** Start Record list **

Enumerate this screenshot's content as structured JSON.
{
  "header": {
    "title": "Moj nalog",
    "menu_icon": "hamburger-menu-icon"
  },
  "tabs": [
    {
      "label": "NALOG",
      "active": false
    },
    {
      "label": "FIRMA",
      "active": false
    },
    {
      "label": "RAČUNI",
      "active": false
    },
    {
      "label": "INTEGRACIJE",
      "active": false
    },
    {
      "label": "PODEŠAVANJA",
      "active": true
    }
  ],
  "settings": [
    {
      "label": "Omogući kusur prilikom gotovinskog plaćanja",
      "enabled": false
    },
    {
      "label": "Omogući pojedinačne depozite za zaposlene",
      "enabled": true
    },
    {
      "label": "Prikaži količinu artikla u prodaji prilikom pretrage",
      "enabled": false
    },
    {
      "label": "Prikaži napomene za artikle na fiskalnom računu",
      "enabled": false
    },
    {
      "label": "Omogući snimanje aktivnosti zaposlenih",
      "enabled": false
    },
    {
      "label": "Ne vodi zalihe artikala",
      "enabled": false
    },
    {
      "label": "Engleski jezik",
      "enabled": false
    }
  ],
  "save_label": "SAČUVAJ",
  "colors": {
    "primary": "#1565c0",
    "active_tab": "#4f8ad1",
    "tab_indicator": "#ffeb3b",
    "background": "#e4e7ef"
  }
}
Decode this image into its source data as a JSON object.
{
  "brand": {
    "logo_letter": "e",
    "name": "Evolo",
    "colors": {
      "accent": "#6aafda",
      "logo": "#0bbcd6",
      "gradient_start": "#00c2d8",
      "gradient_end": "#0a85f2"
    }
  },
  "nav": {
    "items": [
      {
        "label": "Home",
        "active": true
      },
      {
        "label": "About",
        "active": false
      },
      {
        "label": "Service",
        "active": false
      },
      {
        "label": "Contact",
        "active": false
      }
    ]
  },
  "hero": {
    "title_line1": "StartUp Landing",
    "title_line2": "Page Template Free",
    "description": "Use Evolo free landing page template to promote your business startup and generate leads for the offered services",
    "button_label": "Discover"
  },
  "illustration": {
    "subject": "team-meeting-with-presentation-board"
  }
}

** End Record list **

__The request__
Every record above should be output exactly.

__Worked answer__
Enumerate this screenshot's content as structured JSON.
{
  "header": {
    "title": "Moj nalog",
    "menu_icon": "hamburger-menu-icon"
  },
  "tabs": [
    {
      "label": "NALOG",
      "active": false
    },
    {
      "label": "FIRMA",
      "active": false
    },
    {
      "label": "RAČUNI",
      "active": false
    },
    {
      "label": "INTEGRACIJE",
      "active": false
    },
    {
      "label": "PODEŠAVANJA",
      "active": true
    }
  ],
  "settings": [
    {
      "label": "Omogući kusur prilikom gotovinskog plaćanja",
      "enabled": false
    },
    {
      "label": "Omogući pojedinačne depozite za zaposlene",
      "enabled": true
    },
    {
      "label": "Prikaži količinu artikla u prodaji prilikom pretrage",
      "enabled": false
    },
    {
      "label": "Prikaži napomene za artikle na fiskalnom računu",
      "enabled": false
    },
    {
      "label": "Omogući snimanje aktivnosti zaposlenih",
      "enabled": false
    },
    {
      "label": "Ne vodi zalihe artikala",
      "enabled": false
    },
    {
      "label": "Engleski jezik",
      "enabled": false
    }
  ],
  "save_label": "SAČUVAJ",
  "colors": {
    "primary": "#1565c0",
    "active_tab": "#4f8ad1",
    "tab_indicator": "#ffeb3b",
    "background": "#e4e7ef"
  }
}
Decode this image into its source data as a JSON object.
{
  "brand": {
    "logo_letter": "e",
    "name": "Evolo",
    "colors": {
      "accent": "#6aafda",
      "logo": "#0bbcd6",
      "gradient_start": "#00c2d8",
      "gradient_end": "#0a85f2"
    }
  },
  "nav": {
    "items": [
      {
        "label": "Home",
        "active": true
      },
      {
        "label": "About",
        "active": false
      },
      {
        "label": "Service",
        "active": false
      },
      {
        "label": "Contact",
        "active": false
      }
    ]
  },
  "hero": {
    "title_line1": "StartUp Landing",
    "title_line2": "Page Template Free",
    "description": "Use Evolo free landing page template to promote your business startup and generate leads for the offered services",
    "button_label": "Discover"
  },
  "illustration": {
    "subject": "team-meeting-with-presentation-board"
  }
}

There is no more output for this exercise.